▶ _Problem statement_: Check every line of the entries below for the word "งเสร", and copy the ones that have it.

(Stored items from a collection)
# # #
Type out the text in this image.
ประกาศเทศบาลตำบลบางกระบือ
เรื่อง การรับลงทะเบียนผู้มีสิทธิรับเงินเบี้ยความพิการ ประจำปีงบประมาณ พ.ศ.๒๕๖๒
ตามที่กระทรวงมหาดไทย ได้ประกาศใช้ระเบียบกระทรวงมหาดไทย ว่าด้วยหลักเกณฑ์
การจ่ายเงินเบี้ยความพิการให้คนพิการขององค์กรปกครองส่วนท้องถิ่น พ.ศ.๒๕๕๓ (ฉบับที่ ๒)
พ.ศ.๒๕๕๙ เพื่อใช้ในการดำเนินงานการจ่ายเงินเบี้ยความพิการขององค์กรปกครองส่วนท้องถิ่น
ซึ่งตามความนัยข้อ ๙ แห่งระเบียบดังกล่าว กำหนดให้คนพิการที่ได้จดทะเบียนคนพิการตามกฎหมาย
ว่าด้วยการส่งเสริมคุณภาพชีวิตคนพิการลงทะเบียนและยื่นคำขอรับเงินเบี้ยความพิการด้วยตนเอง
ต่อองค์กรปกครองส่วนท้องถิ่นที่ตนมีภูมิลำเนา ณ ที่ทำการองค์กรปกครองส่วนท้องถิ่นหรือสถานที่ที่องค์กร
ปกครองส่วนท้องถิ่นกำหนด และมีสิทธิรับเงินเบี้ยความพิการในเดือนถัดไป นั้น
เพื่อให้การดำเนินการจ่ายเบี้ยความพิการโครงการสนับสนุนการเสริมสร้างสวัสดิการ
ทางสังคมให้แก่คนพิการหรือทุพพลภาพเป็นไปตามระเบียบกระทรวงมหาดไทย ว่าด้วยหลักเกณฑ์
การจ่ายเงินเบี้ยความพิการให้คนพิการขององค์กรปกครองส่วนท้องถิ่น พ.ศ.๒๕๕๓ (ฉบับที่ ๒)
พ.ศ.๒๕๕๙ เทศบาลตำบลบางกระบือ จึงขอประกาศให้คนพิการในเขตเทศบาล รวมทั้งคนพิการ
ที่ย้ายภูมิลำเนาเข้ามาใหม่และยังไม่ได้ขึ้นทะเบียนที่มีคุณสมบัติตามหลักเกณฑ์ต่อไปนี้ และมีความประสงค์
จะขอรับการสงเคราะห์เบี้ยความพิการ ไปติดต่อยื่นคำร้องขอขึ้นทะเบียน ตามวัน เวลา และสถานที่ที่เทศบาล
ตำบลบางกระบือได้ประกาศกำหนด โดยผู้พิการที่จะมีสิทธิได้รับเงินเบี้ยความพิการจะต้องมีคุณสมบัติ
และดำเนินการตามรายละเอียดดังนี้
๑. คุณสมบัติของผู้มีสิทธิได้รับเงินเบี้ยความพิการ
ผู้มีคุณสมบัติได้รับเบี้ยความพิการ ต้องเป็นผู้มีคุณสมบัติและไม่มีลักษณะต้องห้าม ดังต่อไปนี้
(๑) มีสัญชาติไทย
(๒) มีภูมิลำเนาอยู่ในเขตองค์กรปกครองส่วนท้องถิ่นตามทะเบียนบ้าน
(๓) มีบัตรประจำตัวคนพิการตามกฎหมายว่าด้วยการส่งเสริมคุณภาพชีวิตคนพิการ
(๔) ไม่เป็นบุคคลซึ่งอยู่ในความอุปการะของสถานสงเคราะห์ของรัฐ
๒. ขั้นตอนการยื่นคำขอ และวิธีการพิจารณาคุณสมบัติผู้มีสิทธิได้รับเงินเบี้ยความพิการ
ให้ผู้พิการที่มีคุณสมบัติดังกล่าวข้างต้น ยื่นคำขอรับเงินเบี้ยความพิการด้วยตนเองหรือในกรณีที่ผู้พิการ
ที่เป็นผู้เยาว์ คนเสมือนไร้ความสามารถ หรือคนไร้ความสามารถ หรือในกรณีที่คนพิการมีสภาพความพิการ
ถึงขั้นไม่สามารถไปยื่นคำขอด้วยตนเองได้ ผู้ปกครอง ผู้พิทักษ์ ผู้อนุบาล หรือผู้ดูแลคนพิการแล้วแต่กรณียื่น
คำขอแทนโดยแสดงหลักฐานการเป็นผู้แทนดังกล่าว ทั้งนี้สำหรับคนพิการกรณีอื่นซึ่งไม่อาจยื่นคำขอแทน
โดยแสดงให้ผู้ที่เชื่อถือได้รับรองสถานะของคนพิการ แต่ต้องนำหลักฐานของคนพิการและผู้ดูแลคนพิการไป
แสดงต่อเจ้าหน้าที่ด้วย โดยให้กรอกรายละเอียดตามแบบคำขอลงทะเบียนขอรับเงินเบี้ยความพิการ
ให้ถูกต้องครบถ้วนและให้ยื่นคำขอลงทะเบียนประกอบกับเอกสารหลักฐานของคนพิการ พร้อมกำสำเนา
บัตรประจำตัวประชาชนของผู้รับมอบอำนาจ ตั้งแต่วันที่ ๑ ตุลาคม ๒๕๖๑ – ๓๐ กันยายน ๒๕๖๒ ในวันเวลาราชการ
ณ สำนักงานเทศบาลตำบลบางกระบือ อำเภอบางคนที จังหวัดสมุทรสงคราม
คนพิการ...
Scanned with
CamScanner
# # #
▶ _Complete output_:
ว่าด้วยการส่งเสริมคุณภาพชีวิตคนพิการลงทะเบียนและยื่นคำขอรับเงินเบี้ยความพิการด้วยตนเอง
(๓) มีบัตรประจำตัวคนพิการตามกฎหมายว่าด้วยการส่งเสริมคุณภาพชีวิตคนพิการ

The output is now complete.